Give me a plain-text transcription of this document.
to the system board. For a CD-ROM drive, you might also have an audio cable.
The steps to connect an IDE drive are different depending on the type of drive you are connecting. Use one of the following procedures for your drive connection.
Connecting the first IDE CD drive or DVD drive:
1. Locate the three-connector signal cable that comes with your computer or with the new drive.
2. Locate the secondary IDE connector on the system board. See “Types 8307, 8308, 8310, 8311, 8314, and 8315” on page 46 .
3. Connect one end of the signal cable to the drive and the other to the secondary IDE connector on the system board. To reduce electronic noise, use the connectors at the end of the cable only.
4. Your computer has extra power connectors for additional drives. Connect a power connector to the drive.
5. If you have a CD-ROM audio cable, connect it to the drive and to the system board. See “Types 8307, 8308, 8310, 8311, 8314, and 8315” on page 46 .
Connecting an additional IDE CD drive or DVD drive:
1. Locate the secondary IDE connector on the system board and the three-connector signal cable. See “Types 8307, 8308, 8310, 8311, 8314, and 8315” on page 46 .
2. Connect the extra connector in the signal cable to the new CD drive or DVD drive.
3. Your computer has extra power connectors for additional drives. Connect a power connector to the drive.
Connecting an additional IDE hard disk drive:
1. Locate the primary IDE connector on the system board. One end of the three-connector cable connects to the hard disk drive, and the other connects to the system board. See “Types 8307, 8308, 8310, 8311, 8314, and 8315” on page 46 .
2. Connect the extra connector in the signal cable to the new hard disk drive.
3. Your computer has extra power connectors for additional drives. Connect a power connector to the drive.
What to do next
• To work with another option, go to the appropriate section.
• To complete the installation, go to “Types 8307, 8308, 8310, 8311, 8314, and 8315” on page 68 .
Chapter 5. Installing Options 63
........
» AIM: Pick out and copy every line that contains the word "have".

» SOLVED PROBLEM:
to the system board. For a CD-ROM drive, you might also have an audio cable.
5. If you have a CD-ROM audio cable, connect it to the drive and to the system board. See “Types 8307, 8308, 8310, 8311, 8314, and 8315” on page 46 .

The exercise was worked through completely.